Wherever the word "Тест" appears in a line, copy that line.

» GIVEN DATA:
-- -- --
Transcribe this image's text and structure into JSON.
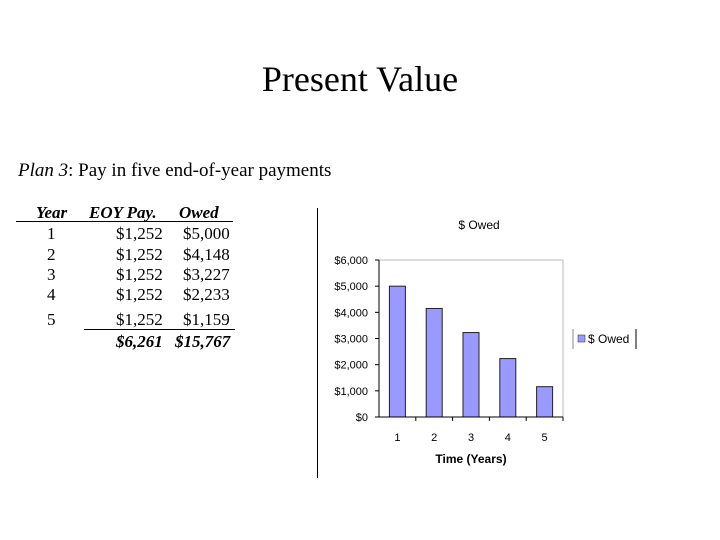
{
  "slide": {
    "title": "Present Value",
    "plan_name": "Plan 3",
    "plan_desc": ": Pay in five end-of-year payments"
  },
  "table": {
    "headers": [
      "Year",
      "EOY Pay.",
      "Owed"
    ],
    "rows": [
      [
        "1",
        "$1,252",
        "$5,000"
      ],
      [
        "2",
        "$1,252",
        "$4,148"
      ],
      [
        "3",
        "$1,252",
        "$3,227"
      ],
      [
        "4",
        "$1,252",
        "$2,233"
      ],
      [
        "5",
        "$1,252",
        "$1,159"
      ]
    ],
    "totals": [
      "",
      "$6,261",
      "$15,767"
    ]
  },
  "chart_data": {
    "type": "bar",
    "title": "$ Owed",
    "categories": [
      "1",
      "2",
      "3",
      "4",
      "5"
    ],
    "series": [
      {
        "name": "$ Owed",
        "values": [
          5000,
          4148,
          3227,
          2233,
          1159
        ]
      }
    ],
    "xlabel": "Time (Years)",
    "ylabel": "",
    "ylim": [
      0,
      6000
    ],
    "yticks": [
      "$0",
      "$1,000",
      "$2,000",
      "$3,000",
      "$4,000",
      "$5,000",
      "$6,000"
    ],
    "legend": "right",
    "grid": false,
    "bar_color": "#9999ff"
  }
}
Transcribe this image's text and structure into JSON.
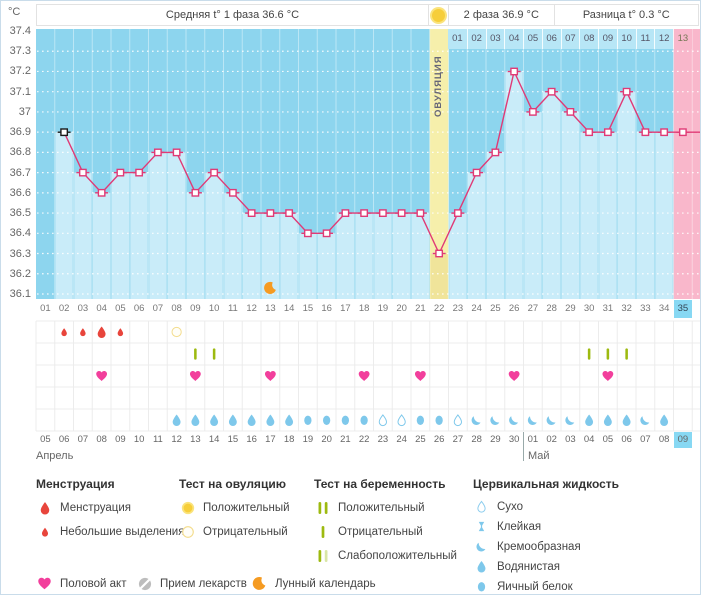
{
  "header": {
    "unit_label": "°C",
    "avg_phase1": "Средняя t° 1 фаза 36.6 °C",
    "phase2": "2 фаза 36.9 °C",
    "diff": "Разница t° 0.3 °C",
    "ovulation_label": "ОВУЛЯЦИЯ"
  },
  "chart_data": {
    "type": "line",
    "title": "Basal body temperature cycle chart",
    "ylabel": "°C",
    "ylim": [
      36.1,
      37.4
    ],
    "yticks": [
      "37.4",
      "37.3",
      "37.2",
      "37.1",
      "37",
      "36.9",
      "36.8",
      "36.7",
      "36.6",
      "36.5",
      "36.4",
      "36.3",
      "36.2",
      "36.1"
    ],
    "grid": "dotted-horizontal",
    "cycle_day_labels": [
      "01",
      "02",
      "03",
      "04",
      "05",
      "06",
      "07",
      "08",
      "09",
      "10",
      "11",
      "12",
      "13",
      "14",
      "15",
      "16",
      "17",
      "18",
      "19",
      "20",
      "21",
      "22",
      "23",
      "24",
      "25",
      "26",
      "27",
      "28",
      "29",
      "30",
      "31",
      "32",
      "33",
      "34",
      "35"
    ],
    "dpo_labels": [
      "01",
      "02",
      "03",
      "04",
      "05",
      "06",
      "07",
      "08",
      "09",
      "10",
      "11",
      "12",
      "13"
    ],
    "ovulation_day": 22,
    "highlighted_day": 35,
    "black_marker_day": 2,
    "moon_day": 13,
    "series": [
      {
        "name": "Температура",
        "temperatures_by_day": [
          null,
          36.9,
          36.7,
          36.6,
          36.7,
          36.7,
          36.8,
          36.8,
          36.6,
          36.7,
          36.6,
          36.5,
          36.5,
          36.5,
          36.4,
          36.4,
          36.5,
          36.5,
          36.5,
          36.5,
          36.5,
          36.3,
          36.5,
          36.7,
          36.8,
          37.2,
          37.0,
          37.1,
          37.0,
          36.9,
          36.9,
          37.1,
          36.9,
          36.9,
          36.9
        ]
      }
    ]
  },
  "icon_rows": {
    "menstruation": [
      {
        "day": 2,
        "type": "spotting"
      },
      {
        "day": 3,
        "type": "spotting"
      },
      {
        "day": 4,
        "type": "menses"
      },
      {
        "day": 5,
        "type": "spotting"
      }
    ],
    "ovulation_tests": [
      {
        "day": 8,
        "result": "negative"
      }
    ],
    "pregnancy_tests": [
      {
        "day": 9,
        "result": "negative"
      },
      {
        "day": 10,
        "result": "negative"
      },
      {
        "day": 30,
        "result": "negative"
      },
      {
        "day": 31,
        "result": "negative"
      },
      {
        "day": 32,
        "result": "negative"
      }
    ],
    "intercourse_days": [
      4,
      9,
      13,
      18,
      21,
      26,
      31
    ],
    "cervical_fluid": [
      {
        "day": 8,
        "type": "watery"
      },
      {
        "day": 9,
        "type": "watery"
      },
      {
        "day": 10,
        "type": "watery"
      },
      {
        "day": 11,
        "type": "watery"
      },
      {
        "day": 12,
        "type": "watery"
      },
      {
        "day": 13,
        "type": "watery"
      },
      {
        "day": 14,
        "type": "watery"
      },
      {
        "day": 15,
        "type": "eggwhite"
      },
      {
        "day": 16,
        "type": "eggwhite"
      },
      {
        "day": 17,
        "type": "eggwhite"
      },
      {
        "day": 18,
        "type": "eggwhite"
      },
      {
        "day": 19,
        "type": "dry"
      },
      {
        "day": 20,
        "type": "dry"
      },
      {
        "day": 21,
        "type": "eggwhite"
      },
      {
        "day": 22,
        "type": "eggwhite"
      },
      {
        "day": 23,
        "type": "dry"
      },
      {
        "day": 24,
        "type": "creamy"
      },
      {
        "day": 25,
        "type": "creamy"
      },
      {
        "day": 26,
        "type": "creamy"
      },
      {
        "day": 27,
        "type": "creamy"
      },
      {
        "day": 28,
        "type": "creamy"
      },
      {
        "day": 29,
        "type": "creamy"
      },
      {
        "day": 30,
        "type": "watery"
      },
      {
        "day": 31,
        "type": "watery"
      },
      {
        "day": 32,
        "type": "watery"
      },
      {
        "day": 33,
        "type": "creamy"
      },
      {
        "day": 34,
        "type": "watery"
      }
    ]
  },
  "dates": {
    "months": [
      {
        "name": "Апрель"
      },
      {
        "name": "Май"
      }
    ],
    "may_start_cycle_day": 27,
    "today_cycle_day": 35,
    "days": [
      {
        "label": "05",
        "weekend": false
      },
      {
        "label": "06",
        "weekend": false
      },
      {
        "label": "07",
        "weekend": false
      },
      {
        "label": "08",
        "weekend": false
      },
      {
        "label": "09",
        "weekend": false
      },
      {
        "label": "10",
        "weekend": true
      },
      {
        "label": "11",
        "weekend": true
      },
      {
        "label": "12",
        "weekend": false
      },
      {
        "label": "13",
        "weekend": false
      },
      {
        "label": "14",
        "weekend": false
      },
      {
        "label": "15",
        "weekend": false
      },
      {
        "label": "16",
        "weekend": false
      },
      {
        "label": "17",
        "weekend": true
      },
      {
        "label": "18",
        "weekend": true
      },
      {
        "label": "19",
        "weekend": false
      },
      {
        "label": "20",
        "weekend": false
      },
      {
        "label": "21",
        "weekend": false
      },
      {
        "label": "22",
        "weekend": false
      },
      {
        "label": "23",
        "weekend": false
      },
      {
        "label": "24",
        "weekend": true
      },
      {
        "label": "25",
        "weekend": true
      },
      {
        "label": "26",
        "weekend": false
      },
      {
        "label": "27",
        "weekend": false
      },
      {
        "label": "28",
        "weekend": false
      },
      {
        "label": "29",
        "weekend": false
      },
      {
        "label": "30",
        "weekend": false
      },
      {
        "label": "01",
        "weekend": true
      },
      {
        "label": "02",
        "weekend": true
      },
      {
        "label": "03",
        "weekend": false
      },
      {
        "label": "04",
        "weekend": false
      },
      {
        "label": "05",
        "weekend": false
      },
      {
        "label": "06",
        "weekend": false
      },
      {
        "label": "07",
        "weekend": false
      },
      {
        "label": "08",
        "weekend": true
      },
      {
        "label": "09",
        "weekend": false
      }
    ]
  },
  "legend": {
    "groups": [
      {
        "title": "Менструация",
        "items": [
          {
            "icon": "drop-large",
            "label": "Менструация"
          },
          {
            "icon": "drop-small",
            "label": "Небольшие выделения"
          }
        ]
      },
      {
        "title": "Тест на овуляцию",
        "items": [
          {
            "icon": "opk-positive",
            "label": "Положительный"
          },
          {
            "icon": "opk-negative",
            "label": "Отрицательный"
          }
        ]
      },
      {
        "title": "Тест на беременность",
        "items": [
          {
            "icon": "preg-positive",
            "label": "Положительный"
          },
          {
            "icon": "preg-negative",
            "label": "Отрицательный"
          },
          {
            "icon": "preg-weak",
            "label": "Слабоположительный"
          }
        ]
      },
      {
        "title": "Цервикальная жидкость",
        "items": [
          {
            "icon": "dry",
            "label": "Сухо"
          },
          {
            "icon": "sticky",
            "label": "Клейкая"
          },
          {
            "icon": "creamy",
            "label": "Кремообразная"
          },
          {
            "icon": "watery",
            "label": "Водянистая"
          },
          {
            "icon": "eggwhite",
            "label": "Яичный белок"
          }
        ]
      }
    ],
    "extra_items": [
      {
        "icon": "heart",
        "label": "Половой акт"
      },
      {
        "icon": "pill",
        "label": "Прием лекарств"
      },
      {
        "icon": "moon",
        "label": "Лунный календарь"
      }
    ]
  },
  "colors": {
    "plot_bg": "#8DD5EE",
    "bar_fill": "#C9ECF9",
    "ovulation_band": "#F6EFAB",
    "ovulation_band_bar": "#F0E49A",
    "period_band_pink": "#F9B7CB",
    "line": "#E03A76",
    "black_marker": "#1A1A1A",
    "menstruation_red": "#E8453C",
    "fluid_blue": "#7EC8EB",
    "heart_pink": "#F23F9C",
    "test_green": "#9DBA10",
    "moon_orange": "#F59B22",
    "weekend_red": "#E0457B",
    "highlight_cyan": "#87D8F3"
  }
}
-- -- --
» IN RESPONSE:
        "title": "Тест на овуляцию",
        "title": "Тест на беременность",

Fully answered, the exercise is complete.